*DATA FOR PROCESSING*.
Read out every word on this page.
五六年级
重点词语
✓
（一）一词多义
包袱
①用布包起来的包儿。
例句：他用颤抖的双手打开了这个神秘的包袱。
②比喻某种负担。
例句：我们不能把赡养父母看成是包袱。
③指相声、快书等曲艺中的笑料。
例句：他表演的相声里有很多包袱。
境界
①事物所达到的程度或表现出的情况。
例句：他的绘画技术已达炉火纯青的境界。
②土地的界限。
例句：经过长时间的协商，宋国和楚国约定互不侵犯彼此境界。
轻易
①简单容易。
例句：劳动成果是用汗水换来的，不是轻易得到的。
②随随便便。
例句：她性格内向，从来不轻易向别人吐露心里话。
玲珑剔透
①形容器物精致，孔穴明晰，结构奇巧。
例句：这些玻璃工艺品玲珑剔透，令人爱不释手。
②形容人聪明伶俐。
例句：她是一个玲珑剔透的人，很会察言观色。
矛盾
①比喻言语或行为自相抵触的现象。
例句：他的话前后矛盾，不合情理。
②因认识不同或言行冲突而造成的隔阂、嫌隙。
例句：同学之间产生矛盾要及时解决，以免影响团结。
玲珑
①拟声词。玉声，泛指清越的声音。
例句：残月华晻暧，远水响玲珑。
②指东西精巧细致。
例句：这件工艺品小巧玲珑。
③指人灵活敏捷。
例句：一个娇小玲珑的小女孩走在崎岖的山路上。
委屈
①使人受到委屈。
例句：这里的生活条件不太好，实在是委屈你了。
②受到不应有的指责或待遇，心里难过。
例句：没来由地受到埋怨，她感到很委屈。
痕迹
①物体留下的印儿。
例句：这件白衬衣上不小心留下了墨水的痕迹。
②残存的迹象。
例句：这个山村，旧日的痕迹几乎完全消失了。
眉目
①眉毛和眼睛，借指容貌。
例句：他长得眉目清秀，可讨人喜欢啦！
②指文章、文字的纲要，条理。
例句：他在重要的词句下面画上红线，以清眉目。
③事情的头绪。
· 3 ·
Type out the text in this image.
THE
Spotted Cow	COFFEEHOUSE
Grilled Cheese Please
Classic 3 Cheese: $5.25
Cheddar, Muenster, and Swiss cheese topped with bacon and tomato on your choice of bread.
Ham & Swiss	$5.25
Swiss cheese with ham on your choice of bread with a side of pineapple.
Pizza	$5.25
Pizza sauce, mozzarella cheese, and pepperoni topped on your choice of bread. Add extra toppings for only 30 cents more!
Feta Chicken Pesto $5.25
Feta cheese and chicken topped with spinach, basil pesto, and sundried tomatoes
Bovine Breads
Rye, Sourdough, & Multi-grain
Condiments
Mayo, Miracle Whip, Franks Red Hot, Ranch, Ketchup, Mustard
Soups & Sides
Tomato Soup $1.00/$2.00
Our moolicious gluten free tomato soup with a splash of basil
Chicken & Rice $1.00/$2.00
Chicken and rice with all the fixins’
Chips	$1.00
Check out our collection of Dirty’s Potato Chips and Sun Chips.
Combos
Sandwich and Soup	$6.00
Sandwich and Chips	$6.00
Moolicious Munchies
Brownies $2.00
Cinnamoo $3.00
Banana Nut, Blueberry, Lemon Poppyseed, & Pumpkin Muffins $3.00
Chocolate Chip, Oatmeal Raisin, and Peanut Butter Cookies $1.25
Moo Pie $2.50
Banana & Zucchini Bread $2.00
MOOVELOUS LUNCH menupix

*WORK TO BE COMPLETED*. Select and copy each line from the data that includes the word "Pizza".

*RESPONSE FOR THIS EXERCISE*.
Pizza	$5.25
Pizza sauce, mozzarella cheese, and pepperoni topped on your choice of bread. Add extra toppings for only 30 cents more!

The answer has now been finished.